* RECORDS PROVIDED
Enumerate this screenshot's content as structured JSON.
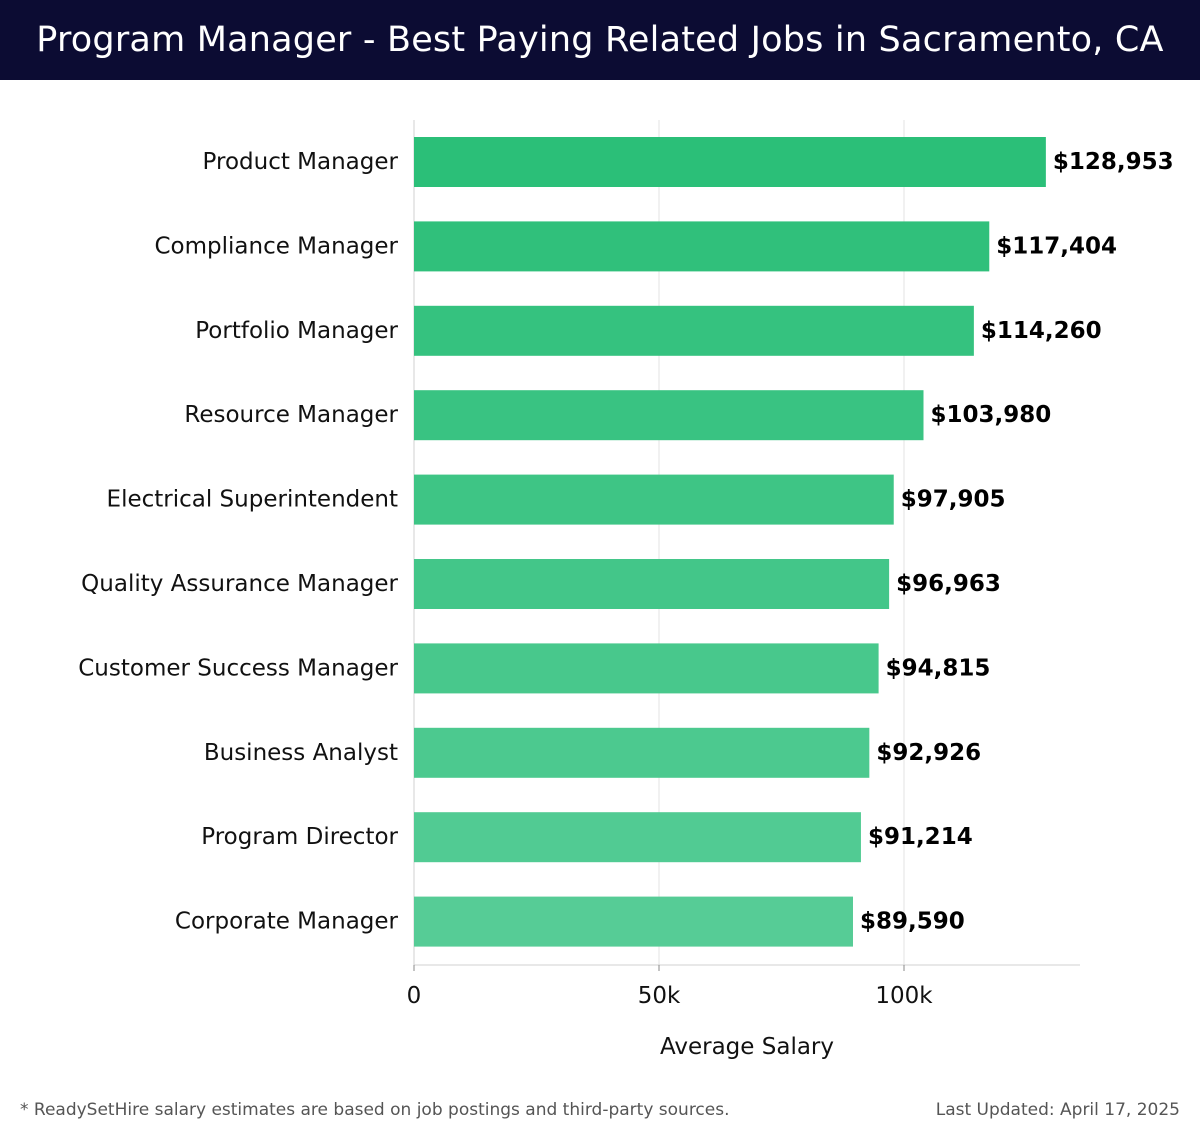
{
  "header": {
    "title": "Program Manager - Best Paying Related Jobs in Sacramento, CA"
  },
  "chart_data": {
    "type": "bar",
    "orientation": "horizontal",
    "categories": [
      "Product Manager",
      "Compliance Manager",
      "Portfolio Manager",
      "Resource Manager",
      "Electrical Superintendent",
      "Quality Assurance Manager",
      "Customer Success Manager",
      "Business Analyst",
      "Program Director",
      "Corporate Manager"
    ],
    "values": [
      128953,
      117404,
      114260,
      103980,
      97905,
      96963,
      94815,
      92926,
      91214,
      89590
    ],
    "value_labels": [
      "$128,953",
      "$117,404",
      "$114,260",
      "$103,980",
      "$97,905",
      "$96,963",
      "$94,815",
      "$92,926",
      "$91,214",
      "$89,590"
    ],
    "xlabel": "Average Salary",
    "ylabel": "",
    "xlim": [
      0,
      135000
    ],
    "xticks": [
      0,
      50000,
      100000
    ],
    "xtick_labels": [
      "0",
      "50k",
      "100k"
    ],
    "grid": "vertical",
    "colors": {
      "bar_high": "#2bbf78",
      "bar_low": "#56cc96"
    }
  },
  "footer": {
    "note": "* ReadySetHire salary estimates are based on job postings and third-party sources.",
    "updated": "Last Updated: April 17, 2025"
  }
}
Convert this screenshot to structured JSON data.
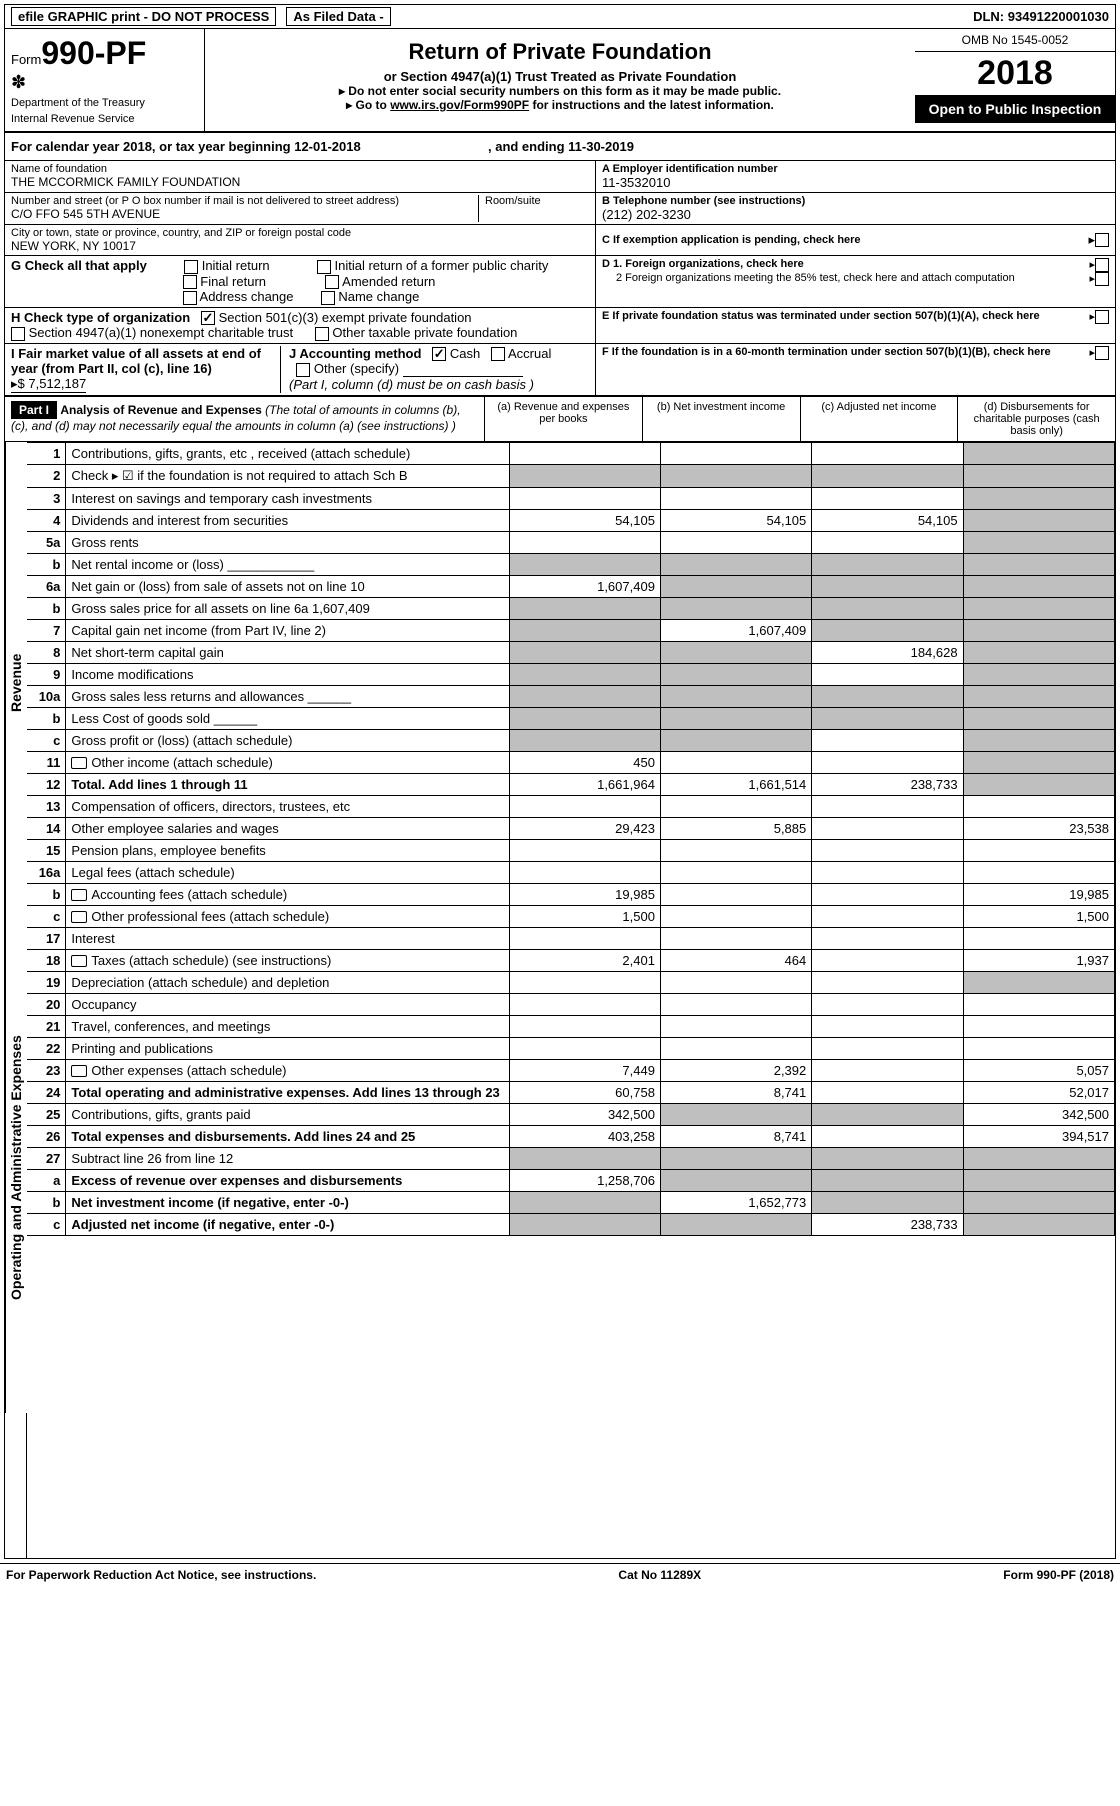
{
  "topbar": {
    "efile": "efile GRAPHIC print - DO NOT PROCESS",
    "asfiled": "As Filed Data -",
    "dln_label": "DLN:",
    "dln": "93491220001030"
  },
  "header": {
    "form_label": "Form",
    "form_no": "990-PF",
    "dept1": "Department of the Treasury",
    "dept2": "Internal Revenue Service",
    "title": "Return of Private Foundation",
    "subtitle": "or Section 4947(a)(1) Trust Treated as Private Foundation",
    "note1": "▸ Do not enter social security numbers on this form as it may be made public.",
    "note2_pre": "▸ Go to ",
    "note2_link": "www.irs.gov/Form990PF",
    "note2_post": " for instructions and the latest information.",
    "omb": "OMB No  1545-0052",
    "year": "2018",
    "openpub": "Open to Public Inspection"
  },
  "calrow": {
    "text_a": "For calendar year 2018, or tax year beginning 12-01-2018",
    "text_b": ", and ending 11-30-2019"
  },
  "name_block": {
    "label": "Name of foundation",
    "value": "THE MCCORMICK FAMILY FOUNDATION",
    "a_label": "A Employer identification number",
    "a_value": "11-3532010",
    "addr_label": "Number and street (or P O  box number if mail is not delivered to street address)",
    "room_label": "Room/suite",
    "addr_value": "C/O FFO 545 5TH AVENUE",
    "b_label": "B Telephone number (see instructions)",
    "b_value": "(212) 202-3230",
    "city_label": "City or town, state or province, country, and ZIP or foreign postal code",
    "city_value": "NEW YORK, NY  10017",
    "c_label": "C  If exemption application is pending, check here"
  },
  "checks": {
    "g_label": "G Check all that apply",
    "g1": "Initial return",
    "g2": "Initial return of a former public charity",
    "g3": "Final return",
    "g4": "Amended return",
    "g5": "Address change",
    "g6": "Name change",
    "h_label": "H Check type of organization",
    "h1": "Section 501(c)(3) exempt private foundation",
    "h2": "Section 4947(a)(1) nonexempt charitable trust",
    "h3": "Other taxable private foundation",
    "d1": "D 1. Foreign organizations, check here",
    "d2": "2  Foreign organizations meeting the 85% test, check here and attach computation",
    "e": "E  If private foundation status was terminated under section 507(b)(1)(A), check here",
    "i_label": "I Fair market value of all assets at end of year (from Part II, col  (c), line 16)",
    "i_value": "▸$  7,512,187",
    "j_label": "J Accounting method",
    "j1": "Cash",
    "j2": "Accrual",
    "j3": "Other (specify)",
    "j_note": "(Part I, column (d) must be on cash basis )",
    "f": "F  If the foundation is in a 60-month termination under section 507(b)(1)(B), check here"
  },
  "part1": {
    "badge": "Part I",
    "title": "Analysis of Revenue and Expenses",
    "title_note": " (The total of amounts in columns (b), (c), and (d) may not necessarily equal the amounts in column (a) (see instructions) )",
    "col_a": "(a)  Revenue and expenses per books",
    "col_b": "(b)  Net investment income",
    "col_c": "(c)  Adjusted net income",
    "col_d": "(d)  Disbursements for charitable purposes (cash basis only)"
  },
  "vlabels": {
    "revenue": "Revenue",
    "expenses": "Operating and Administrative Expenses"
  },
  "rows": [
    {
      "n": "1",
      "label": "Contributions, gifts, grants, etc , received (attach schedule)",
      "a": "",
      "b": "",
      "c": "",
      "d": "",
      "d_shade": true
    },
    {
      "n": "2",
      "label": "Check ▸ ☑ if the foundation is not required to attach Sch  B",
      "a": "",
      "b": "",
      "c": "",
      "d": "",
      "a_shade": true,
      "b_shade": true,
      "c_shade": true,
      "d_shade": true,
      "bold_check": true
    },
    {
      "n": "3",
      "label": "Interest on savings and temporary cash investments",
      "a": "",
      "b": "",
      "c": "",
      "d": "",
      "d_shade": true
    },
    {
      "n": "4",
      "label": "Dividends and interest from securities",
      "a": "54,105",
      "b": "54,105",
      "c": "54,105",
      "d": "",
      "d_shade": true
    },
    {
      "n": "5a",
      "label": "Gross rents",
      "a": "",
      "b": "",
      "c": "",
      "d": "",
      "d_shade": true
    },
    {
      "n": "b",
      "label": "Net rental income or (loss)   ____________",
      "a": "",
      "b": "",
      "c": "",
      "d": "",
      "a_shade": true,
      "b_shade": true,
      "c_shade": true,
      "d_shade": true
    },
    {
      "n": "6a",
      "label": "Net gain or (loss) from sale of assets not on line 10",
      "a": "1,607,409",
      "b": "",
      "c": "",
      "d": "",
      "b_shade": true,
      "c_shade": true,
      "d_shade": true
    },
    {
      "n": "b",
      "label": "Gross sales price for all assets on line 6a                                             1,607,409",
      "a": "",
      "b": "",
      "c": "",
      "d": "",
      "a_shade": true,
      "b_shade": true,
      "c_shade": true,
      "d_shade": true
    },
    {
      "n": "7",
      "label": "Capital gain net income (from Part IV, line 2)",
      "a": "",
      "b": "1,607,409",
      "c": "",
      "d": "",
      "a_shade": true,
      "c_shade": true,
      "d_shade": true
    },
    {
      "n": "8",
      "label": "Net short-term capital gain",
      "a": "",
      "b": "",
      "c": "184,628",
      "d": "",
      "a_shade": true,
      "b_shade": true,
      "d_shade": true
    },
    {
      "n": "9",
      "label": "Income modifications",
      "a": "",
      "b": "",
      "c": "",
      "d": "",
      "a_shade": true,
      "b_shade": true,
      "d_shade": true
    },
    {
      "n": "10a",
      "label": "Gross sales less returns and allowances  ______",
      "a": "",
      "b": "",
      "c": "",
      "d": "",
      "a_shade": true,
      "b_shade": true,
      "c_shade": true,
      "d_shade": true
    },
    {
      "n": "b",
      "label": "Less   Cost of goods sold      ______",
      "a": "",
      "b": "",
      "c": "",
      "d": "",
      "a_shade": true,
      "b_shade": true,
      "c_shade": true,
      "d_shade": true
    },
    {
      "n": "c",
      "label": "Gross profit or (loss) (attach schedule)",
      "a": "",
      "b": "",
      "c": "",
      "d": "",
      "a_shade": true,
      "b_shade": true,
      "d_shade": true
    },
    {
      "n": "11",
      "label": "Other income (attach schedule)",
      "a": "450",
      "b": "",
      "c": "",
      "d": "",
      "icon": true,
      "d_shade": true
    },
    {
      "n": "12",
      "label": "Total. Add lines 1 through 11",
      "a": "1,661,964",
      "b": "1,661,514",
      "c": "238,733",
      "d": "",
      "bold": true,
      "d_shade": true
    },
    {
      "n": "13",
      "label": "Compensation of officers, directors, trustees, etc",
      "a": "",
      "b": "",
      "c": "",
      "d": ""
    },
    {
      "n": "14",
      "label": "Other employee salaries and wages",
      "a": "29,423",
      "b": "5,885",
      "c": "",
      "d": "23,538"
    },
    {
      "n": "15",
      "label": "Pension plans, employee benefits",
      "a": "",
      "b": "",
      "c": "",
      "d": ""
    },
    {
      "n": "16a",
      "label": "Legal fees (attach schedule)",
      "a": "",
      "b": "",
      "c": "",
      "d": ""
    },
    {
      "n": "b",
      "label": "Accounting fees (attach schedule)",
      "a": "19,985",
      "b": "",
      "c": "",
      "d": "19,985",
      "icon": true
    },
    {
      "n": "c",
      "label": "Other professional fees (attach schedule)",
      "a": "1,500",
      "b": "",
      "c": "",
      "d": "1,500",
      "icon": true
    },
    {
      "n": "17",
      "label": "Interest",
      "a": "",
      "b": "",
      "c": "",
      "d": ""
    },
    {
      "n": "18",
      "label": "Taxes (attach schedule) (see instructions)",
      "a": "2,401",
      "b": "464",
      "c": "",
      "d": "1,937",
      "icon": true
    },
    {
      "n": "19",
      "label": "Depreciation (attach schedule) and depletion",
      "a": "",
      "b": "",
      "c": "",
      "d": "",
      "d_shade": true
    },
    {
      "n": "20",
      "label": "Occupancy",
      "a": "",
      "b": "",
      "c": "",
      "d": ""
    },
    {
      "n": "21",
      "label": "Travel, conferences, and meetings",
      "a": "",
      "b": "",
      "c": "",
      "d": ""
    },
    {
      "n": "22",
      "label": "Printing and publications",
      "a": "",
      "b": "",
      "c": "",
      "d": ""
    },
    {
      "n": "23",
      "label": "Other expenses (attach schedule)",
      "a": "7,449",
      "b": "2,392",
      "c": "",
      "d": "5,057",
      "icon": true
    },
    {
      "n": "24",
      "label": "Total operating and administrative expenses. Add lines 13 through 23",
      "a": "60,758",
      "b": "8,741",
      "c": "",
      "d": "52,017",
      "bold": true
    },
    {
      "n": "25",
      "label": "Contributions, gifts, grants paid",
      "a": "342,500",
      "b": "",
      "c": "",
      "d": "342,500",
      "b_shade": true,
      "c_shade": true
    },
    {
      "n": "26",
      "label": "Total expenses and disbursements. Add lines 24 and 25",
      "a": "403,258",
      "b": "8,741",
      "c": "",
      "d": "394,517",
      "bold": true
    },
    {
      "n": "27",
      "label": "Subtract line 26 from line 12",
      "a": "",
      "b": "",
      "c": "",
      "d": "",
      "a_shade": true,
      "b_shade": true,
      "c_shade": true,
      "d_shade": true
    },
    {
      "n": "a",
      "label": "Excess of revenue over expenses and disbursements",
      "a": "1,258,706",
      "b": "",
      "c": "",
      "d": "",
      "bold": true,
      "b_shade": true,
      "c_shade": true,
      "d_shade": true
    },
    {
      "n": "b",
      "label": "Net investment income (if negative, enter -0-)",
      "a": "",
      "b": "1,652,773",
      "c": "",
      "d": "",
      "bold": true,
      "a_shade": true,
      "c_shade": true,
      "d_shade": true
    },
    {
      "n": "c",
      "label": "Adjusted net income (if negative, enter -0-)",
      "a": "",
      "b": "",
      "c": "238,733",
      "d": "",
      "bold": true,
      "a_shade": true,
      "b_shade": true,
      "d_shade": true
    }
  ],
  "footer": {
    "left": "For Paperwork Reduction Act Notice, see instructions.",
    "mid": "Cat  No  11289X",
    "right": "Form 990-PF (2018)"
  }
}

* REQUIREMENT
Sift the material for lines with the string "sales". Copy each one found.

* SOLUTION BELOW
      "label": "Gross sales price for all assets on line 6a                                             1,607,409",
      "label": "Gross sales less returns and allowances  ______",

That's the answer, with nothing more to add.